=== What is being asked ===
Collect every line that includes the string "xlabel".

>> BEGIN Entries provided

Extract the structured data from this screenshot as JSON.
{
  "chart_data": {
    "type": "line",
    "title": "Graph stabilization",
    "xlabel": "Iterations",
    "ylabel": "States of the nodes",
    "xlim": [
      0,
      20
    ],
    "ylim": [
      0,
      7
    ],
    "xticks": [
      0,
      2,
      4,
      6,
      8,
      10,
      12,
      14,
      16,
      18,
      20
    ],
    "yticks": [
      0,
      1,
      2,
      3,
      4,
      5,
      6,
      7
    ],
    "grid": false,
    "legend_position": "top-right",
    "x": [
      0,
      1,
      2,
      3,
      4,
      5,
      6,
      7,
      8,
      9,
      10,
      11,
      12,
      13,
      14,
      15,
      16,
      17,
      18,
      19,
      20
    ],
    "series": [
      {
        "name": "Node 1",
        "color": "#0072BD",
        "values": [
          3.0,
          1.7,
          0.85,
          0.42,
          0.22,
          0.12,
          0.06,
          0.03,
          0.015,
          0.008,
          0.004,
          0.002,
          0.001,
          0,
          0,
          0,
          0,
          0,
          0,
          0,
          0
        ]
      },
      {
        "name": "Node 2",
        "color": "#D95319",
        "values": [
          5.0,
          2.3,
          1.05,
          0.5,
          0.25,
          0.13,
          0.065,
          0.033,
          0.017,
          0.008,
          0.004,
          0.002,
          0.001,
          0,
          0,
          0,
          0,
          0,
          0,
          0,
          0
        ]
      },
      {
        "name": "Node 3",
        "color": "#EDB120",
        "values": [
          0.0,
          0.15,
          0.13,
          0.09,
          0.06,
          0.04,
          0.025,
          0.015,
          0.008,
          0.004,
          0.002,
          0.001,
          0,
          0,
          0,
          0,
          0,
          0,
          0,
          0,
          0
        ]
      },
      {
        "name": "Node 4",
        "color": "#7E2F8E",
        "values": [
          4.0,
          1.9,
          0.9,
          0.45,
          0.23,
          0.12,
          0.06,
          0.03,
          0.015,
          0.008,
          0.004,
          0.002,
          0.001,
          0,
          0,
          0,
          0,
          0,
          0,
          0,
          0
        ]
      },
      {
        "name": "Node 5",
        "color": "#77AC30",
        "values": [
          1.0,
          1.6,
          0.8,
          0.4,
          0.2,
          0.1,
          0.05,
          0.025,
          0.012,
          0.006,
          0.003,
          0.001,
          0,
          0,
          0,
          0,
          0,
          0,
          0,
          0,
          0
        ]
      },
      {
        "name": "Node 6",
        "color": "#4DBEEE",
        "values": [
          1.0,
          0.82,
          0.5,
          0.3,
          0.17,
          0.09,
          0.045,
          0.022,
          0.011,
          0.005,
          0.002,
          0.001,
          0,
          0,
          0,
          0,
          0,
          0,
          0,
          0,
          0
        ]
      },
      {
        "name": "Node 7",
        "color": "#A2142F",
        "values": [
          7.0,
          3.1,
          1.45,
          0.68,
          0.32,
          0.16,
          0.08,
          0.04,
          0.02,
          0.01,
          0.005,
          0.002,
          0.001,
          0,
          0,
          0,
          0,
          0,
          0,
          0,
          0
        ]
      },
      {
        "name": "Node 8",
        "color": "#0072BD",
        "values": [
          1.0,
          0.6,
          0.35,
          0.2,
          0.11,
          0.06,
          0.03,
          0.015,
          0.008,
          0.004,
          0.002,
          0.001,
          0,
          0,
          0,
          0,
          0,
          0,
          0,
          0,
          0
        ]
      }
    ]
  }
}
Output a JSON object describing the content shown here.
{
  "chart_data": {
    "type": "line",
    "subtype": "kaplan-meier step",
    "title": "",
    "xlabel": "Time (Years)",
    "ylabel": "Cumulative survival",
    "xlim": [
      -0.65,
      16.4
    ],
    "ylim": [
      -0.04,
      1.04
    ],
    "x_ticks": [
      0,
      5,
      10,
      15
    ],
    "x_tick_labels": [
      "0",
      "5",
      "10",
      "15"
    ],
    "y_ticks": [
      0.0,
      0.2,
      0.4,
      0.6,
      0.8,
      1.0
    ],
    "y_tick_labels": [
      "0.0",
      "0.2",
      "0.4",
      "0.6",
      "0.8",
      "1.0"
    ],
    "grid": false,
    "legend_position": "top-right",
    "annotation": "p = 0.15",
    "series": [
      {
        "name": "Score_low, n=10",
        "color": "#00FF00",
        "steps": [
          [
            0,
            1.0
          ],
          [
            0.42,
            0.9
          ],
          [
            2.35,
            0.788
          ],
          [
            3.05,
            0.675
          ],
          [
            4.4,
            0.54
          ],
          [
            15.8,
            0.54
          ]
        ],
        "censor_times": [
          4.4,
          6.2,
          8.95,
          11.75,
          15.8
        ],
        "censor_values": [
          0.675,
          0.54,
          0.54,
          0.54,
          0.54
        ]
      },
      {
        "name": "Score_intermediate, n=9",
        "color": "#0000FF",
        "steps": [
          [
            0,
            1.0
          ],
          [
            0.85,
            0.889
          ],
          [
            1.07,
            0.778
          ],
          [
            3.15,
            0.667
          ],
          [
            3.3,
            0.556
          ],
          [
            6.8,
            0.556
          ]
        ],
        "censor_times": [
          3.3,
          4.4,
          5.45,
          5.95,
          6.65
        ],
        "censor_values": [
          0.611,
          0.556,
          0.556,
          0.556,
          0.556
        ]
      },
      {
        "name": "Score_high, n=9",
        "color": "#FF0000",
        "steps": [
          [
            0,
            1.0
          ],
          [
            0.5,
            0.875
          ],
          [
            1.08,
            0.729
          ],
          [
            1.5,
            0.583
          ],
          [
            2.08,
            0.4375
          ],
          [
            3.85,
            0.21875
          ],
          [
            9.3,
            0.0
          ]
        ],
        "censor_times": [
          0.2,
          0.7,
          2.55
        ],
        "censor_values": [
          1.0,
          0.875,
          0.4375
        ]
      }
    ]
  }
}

>> END Entries provided

=== Result ===
    "xlabel": "Iterations",
    "xlabel": "Time (Years)",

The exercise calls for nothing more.